• _WHAT YOU SHOULD DO_
Can the data below be set down again exactly, line for line?
# # # #
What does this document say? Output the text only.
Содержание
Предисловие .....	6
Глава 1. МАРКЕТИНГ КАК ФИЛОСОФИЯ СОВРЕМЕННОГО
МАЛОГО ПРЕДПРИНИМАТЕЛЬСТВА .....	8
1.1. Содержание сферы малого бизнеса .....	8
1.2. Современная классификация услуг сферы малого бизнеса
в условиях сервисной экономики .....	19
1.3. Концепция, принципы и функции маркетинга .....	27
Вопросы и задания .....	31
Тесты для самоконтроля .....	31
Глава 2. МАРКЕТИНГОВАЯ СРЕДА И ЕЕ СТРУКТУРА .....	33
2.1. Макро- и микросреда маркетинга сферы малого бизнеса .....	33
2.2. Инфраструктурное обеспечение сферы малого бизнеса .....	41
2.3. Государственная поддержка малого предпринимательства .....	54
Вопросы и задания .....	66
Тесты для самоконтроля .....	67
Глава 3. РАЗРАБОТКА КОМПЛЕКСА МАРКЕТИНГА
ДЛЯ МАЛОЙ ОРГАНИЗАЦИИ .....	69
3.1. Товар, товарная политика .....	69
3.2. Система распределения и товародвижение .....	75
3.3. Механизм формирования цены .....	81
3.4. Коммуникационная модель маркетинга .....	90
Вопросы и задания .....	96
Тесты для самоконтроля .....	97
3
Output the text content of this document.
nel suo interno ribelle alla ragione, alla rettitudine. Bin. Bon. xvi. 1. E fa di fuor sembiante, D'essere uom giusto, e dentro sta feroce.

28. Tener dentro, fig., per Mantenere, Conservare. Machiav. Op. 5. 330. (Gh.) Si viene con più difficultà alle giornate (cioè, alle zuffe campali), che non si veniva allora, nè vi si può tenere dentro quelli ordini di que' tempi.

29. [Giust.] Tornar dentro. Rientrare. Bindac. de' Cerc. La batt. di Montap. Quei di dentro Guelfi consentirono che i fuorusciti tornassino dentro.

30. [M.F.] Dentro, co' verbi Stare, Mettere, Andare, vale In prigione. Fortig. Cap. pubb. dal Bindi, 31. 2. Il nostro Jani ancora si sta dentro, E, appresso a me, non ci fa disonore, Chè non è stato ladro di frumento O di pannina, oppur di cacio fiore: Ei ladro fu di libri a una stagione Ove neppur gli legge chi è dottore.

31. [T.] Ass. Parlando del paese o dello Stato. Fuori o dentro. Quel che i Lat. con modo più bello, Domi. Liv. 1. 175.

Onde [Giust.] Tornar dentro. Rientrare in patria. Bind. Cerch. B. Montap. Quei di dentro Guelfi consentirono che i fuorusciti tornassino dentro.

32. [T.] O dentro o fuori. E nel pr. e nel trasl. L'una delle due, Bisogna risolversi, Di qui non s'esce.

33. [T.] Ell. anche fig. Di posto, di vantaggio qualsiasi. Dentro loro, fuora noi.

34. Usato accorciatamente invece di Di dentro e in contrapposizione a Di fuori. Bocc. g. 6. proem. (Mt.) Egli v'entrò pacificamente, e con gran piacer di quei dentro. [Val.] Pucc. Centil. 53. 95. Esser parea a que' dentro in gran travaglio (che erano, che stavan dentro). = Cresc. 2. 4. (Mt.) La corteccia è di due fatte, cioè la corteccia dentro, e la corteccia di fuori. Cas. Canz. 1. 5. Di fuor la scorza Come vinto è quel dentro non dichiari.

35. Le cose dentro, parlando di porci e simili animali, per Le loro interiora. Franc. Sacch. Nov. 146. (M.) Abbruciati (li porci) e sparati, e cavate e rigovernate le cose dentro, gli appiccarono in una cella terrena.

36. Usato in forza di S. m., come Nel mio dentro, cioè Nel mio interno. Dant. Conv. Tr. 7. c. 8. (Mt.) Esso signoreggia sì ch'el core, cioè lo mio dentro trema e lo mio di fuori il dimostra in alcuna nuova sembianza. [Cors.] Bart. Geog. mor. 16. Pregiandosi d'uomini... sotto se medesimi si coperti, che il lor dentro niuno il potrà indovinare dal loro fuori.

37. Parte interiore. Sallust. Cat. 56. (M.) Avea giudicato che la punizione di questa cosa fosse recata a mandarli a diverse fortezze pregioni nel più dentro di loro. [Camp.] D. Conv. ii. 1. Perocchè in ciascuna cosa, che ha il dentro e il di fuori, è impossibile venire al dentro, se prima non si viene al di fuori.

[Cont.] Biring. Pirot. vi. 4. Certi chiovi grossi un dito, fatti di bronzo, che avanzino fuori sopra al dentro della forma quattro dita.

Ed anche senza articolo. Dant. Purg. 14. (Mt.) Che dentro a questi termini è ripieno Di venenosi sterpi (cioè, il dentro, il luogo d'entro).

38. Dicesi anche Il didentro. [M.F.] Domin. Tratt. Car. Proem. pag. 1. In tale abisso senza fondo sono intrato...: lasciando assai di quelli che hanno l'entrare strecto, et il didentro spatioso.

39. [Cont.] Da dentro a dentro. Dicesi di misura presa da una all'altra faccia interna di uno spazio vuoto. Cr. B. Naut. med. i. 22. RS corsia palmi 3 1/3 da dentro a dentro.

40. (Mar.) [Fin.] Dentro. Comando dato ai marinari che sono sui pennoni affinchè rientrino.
# # # #
• _SOLVED EXERCISE_
What does this document say? Output the text only.
Содержание
Предисловие .....	6
Глава 1. МАРКЕТИНГ КАК ФИЛОСОФИЯ СОВРЕМЕННОГО
МАЛОГО ПРЕДПРИНИМАТЕЛЬСТВА .....	8
1.1. Содержание сферы малого бизнеса .....	8
1.2. Современная классификация услуг сферы малого бизнеса
в условиях сервисной экономики .....	19
1.3. Концепция, принципы и функции маркетинга .....	27
Вопросы и задания .....	31
Тесты для самоконтроля .....	31
Глава 2. МАРКЕТИНГОВАЯ СРЕДА И ЕЕ СТРУКТУРА .....	33
2.1. Макро- и микросреда маркетинга сферы малого бизнеса .....	33
2.2. Инфраструктурное обеспечение сферы малого бизнеса .....	41
2.3. Государственная поддержка малого предпринимательства .....	54
Вопросы и задания .....	66
Тесты для самоконтроля .....	67
Глава 3. РАЗРАБОТКА КОМПЛЕКСА МАРКЕТИНГА
ДЛЯ МАЛОЙ ОРГАНИЗАЦИИ .....	69
3.1. Товар, товарная политика .....	69
3.2. Система распределения и товародвижение .....	75
3.3. Механизм формирования цены .....	81
3.4. Коммуникационная модель маркетинга .....	90
Вопросы и задания .....	96
Тесты для самоконтроля .....	97
3
Output the text content of this document.
nel suo interno ribelle alla ragione, alla rettitudine. Bin. Bon. xvi. 1. E fa di fuor sembiante, D'essere uom giusto, e dentro sta feroce.

28. Tener dentro, fig., per Mantenere, Conservare. Machiav. Op. 5. 330. (Gh.) Si viene con più difficultà alle giornate (cioè, alle zuffe campali), che non si veniva allora, nè vi si può tenere dentro quelli ordini di que' tempi.

29. [Giust.] Tornar dentro. Rientrare. Bindac. de' Cerc. La batt. di Montap. Quei di dentro Guelfi consentirono che i fuorusciti tornassino dentro.

30. [M.F.] Dentro, co' verbi Stare, Mettere, Andare, vale In prigione. Fortig. Cap. pubb. dal Bindi, 31. 2. Il nostro Jani ancora si sta dentro, E, appresso a me, non ci fa disonore, Chè non è stato ladro di frumento O di pannina, oppur di cacio fiore: Ei ladro fu di libri a una stagione Ove neppur gli legge chi è dottore.

31. [T.] Ass. Parlando del paese o dello Stato. Fuori o dentro. Quel che i Lat. con modo più bello, Domi. Liv. 1. 175.

Onde [Giust.] Tornar dentro. Rientrare in patria. Bind. Cerch. B. Montap. Quei di dentro Guelfi consentirono che i fuorusciti tornassino dentro.

32. [T.] O dentro o fuori. E nel pr. e nel trasl. L'una delle due, Bisogna risolversi, Di qui non s'esce.

33. [T.] Ell. anche fig. Di posto, di vantaggio qualsiasi. Dentro loro, fuora noi.

34. Usato accorciatamente invece di Di dentro e in contrapposizione a Di fuori. Bocc. g. 6. proem. (Mt.) Egli v'entrò pacificamente, e con gran piacer di quei dentro. [Val.] Pucc. Centil. 53. 95. Esser parea a que' dentro in gran travaglio (che erano, che stavan dentro). = Cresc. 2. 4. (Mt.) La corteccia è di due fatte, cioè la corteccia dentro, e la corteccia di fuori. Cas. Canz. 1. 5. Di fuor la scorza Come vinto è quel dentro non dichiari.

35. Le cose dentro, parlando di porci e simili animali, per Le loro interiora. Franc. Sacch. Nov. 146. (M.) Abbruciati (li porci) e sparati, e cavate e rigovernate le cose dentro, gli appiccarono in una cella terrena.

36. Usato in forza di S. m., come Nel mio dentro, cioè Nel mio interno. Dant. Conv. Tr. 7. c. 8. (Mt.) Esso signoreggia sì ch'el core, cioè lo mio dentro trema e lo mio di fuori il dimostra in alcuna nuova sembianza. [Cors.] Bart. Geog. mor. 16. Pregiandosi d'uomini... sotto se medesimi si coperti, che il lor dentro niuno il potrà indovinare dal loro fuori.

37. Parte interiore. Sallust. Cat. 56. (M.) Avea giudicato che la punizione di questa cosa fosse recata a mandarli a diverse fortezze pregioni nel più dentro di loro. [Camp.] D. Conv. ii. 1. Perocchè in ciascuna cosa, che ha il dentro e il di fuori, è impossibile venire al dentro, se prima non si viene al di fuori.

[Cont.] Biring. Pirot. vi. 4. Certi chiovi grossi un dito, fatti di bronzo, che avanzino fuori sopra al dentro della forma quattro dita.

Ed anche senza articolo. Dant. Purg. 14. (Mt.) Che dentro a questi termini è ripieno Di venenosi sterpi (cioè, il dentro, il luogo d'entro).

38. Dicesi anche Il didentro. [M.F.] Domin. Tratt. Car. Proem. pag. 1. In tale abisso senza fondo sono intrato...: lasciando assai di quelli che hanno l'entrare strecto, et il didentro spatioso.

39. [Cont.] Da dentro a dentro. Dicesi di misura presa da una all'altra faccia interna di uno spazio vuoto. Cr. B. Naut. med. i. 22. RS corsia palmi 3 1/3 da dentro a dentro.

40. (Mar.) [Fin.] Dentro. Comando dato ai marinari che sono sui pennoni affinchè rientrino.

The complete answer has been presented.